## Aim
Set each record down exactly, excluding all images.

# # #

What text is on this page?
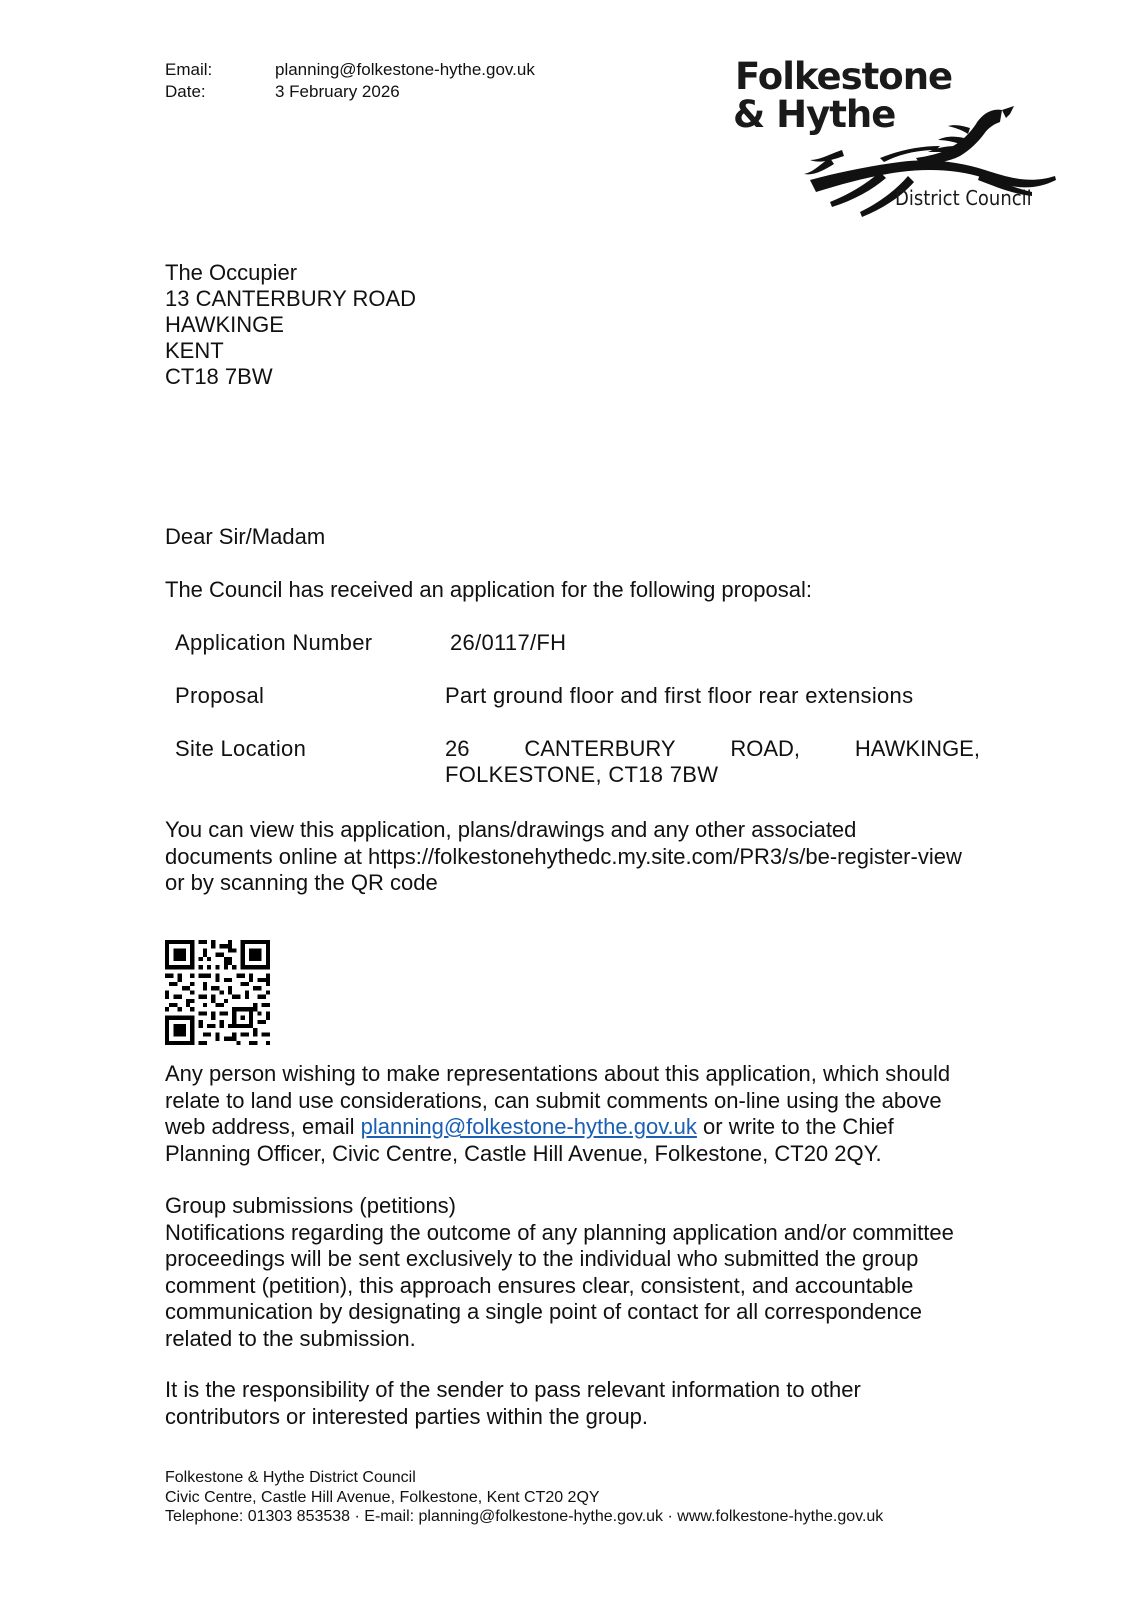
Email:	planning@folkestone-hythe.gov.uk
Date:	3 February 2026	Folkestone
& Hythe
District Council
The Occupier
13 CANTERBURY ROAD
HAWKINGE
KENT
CT18 7BW
Dear Sir/Madam
The Council has received an application for the following proposal:
Application Number	26/0117/FH
Proposal	Part ground floor and first floor rear extensions
Site Location	26 CANTERBURY ROAD, HAWKINGE,
FOLKESTONE, CT18 7BW
You can view this application, plans/drawings and any other associated
documents online at https://folkestonehythedc.my.site.com/PR3/s/be-register-view
or by scanning the QR code
Any person wishing to make representations about this application, which should
relate to land use considerations, can submit comments on-line using the above
web address, email planning@folkestone-hythe.gov.uk or write to the Chief
Planning Officer, Civic Centre, Castle Hill Avenue, Folkestone, CT20 2QY.
Group submissions (petitions)
Notifications regarding the outcome of any planning application and/or committee
proceedings will be sent exclusively to the individual who submitted the group
comment (petition), this approach ensures clear, consistent, and accountable
communication by designating a single point of contact for all correspondence
related to the submission.
It is the responsibility of the sender to pass relevant information to other
contributors or interested parties within the group.
Folkestone & Hythe District Council
Civic Centre, Castle Hill Avenue, Folkestone, Kent CT20 2QY
Telephone: 01303 853538 · E-mail: planning@folkestone-hythe.gov.uk · www.folkestone-hythe.gov.uk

# # #

## Result of this exercise
What text is on this page?
Email:	planning@folkestone-hythe.gov.uk
Date:	3 February 2026	Folkestone
& Hythe
District Council
The Occupier
13 CANTERBURY ROAD
HAWKINGE
KENT
CT18 7BW
Dear Sir/Madam
The Council has received an application for the following proposal:
Application Number	26/0117/FH
Proposal	Part ground floor and first floor rear extensions
Site Location	26 CANTERBURY ROAD, HAWKINGE,
FOLKESTONE, CT18 7BW
You can view this application, plans/drawings and any other associated
documents online at https://folkestonehythedc.my.site.com/PR3/s/be-register-view
or by scanning the QR code
Any person wishing to make representations about this application, which should
relate to land use considerations, can submit comments on-line using the above
web address, email planning@folkestone-hythe.gov.uk or write to the Chief
Planning Officer, Civic Centre, Castle Hill Avenue, Folkestone, CT20 2QY.
Group submissions (petitions)
Notifications regarding the outcome of any planning application and/or committee
proceedings will be sent exclusively to the individual who submitted the group
comment (petition), this approach ensures clear, consistent, and accountable
communication by designating a single point of contact for all correspondence
related to the submission.
It is the responsibility of the sender to pass relevant information to other
contributors or interested parties within the group.
Folkestone & Hythe District Council
Civic Centre, Castle Hill Avenue, Folkestone, Kent CT20 2QY
Telephone: 01303 853538 · E-mail: planning@folkestone-hythe.gov.uk · www.folkestone-hythe.gov.uk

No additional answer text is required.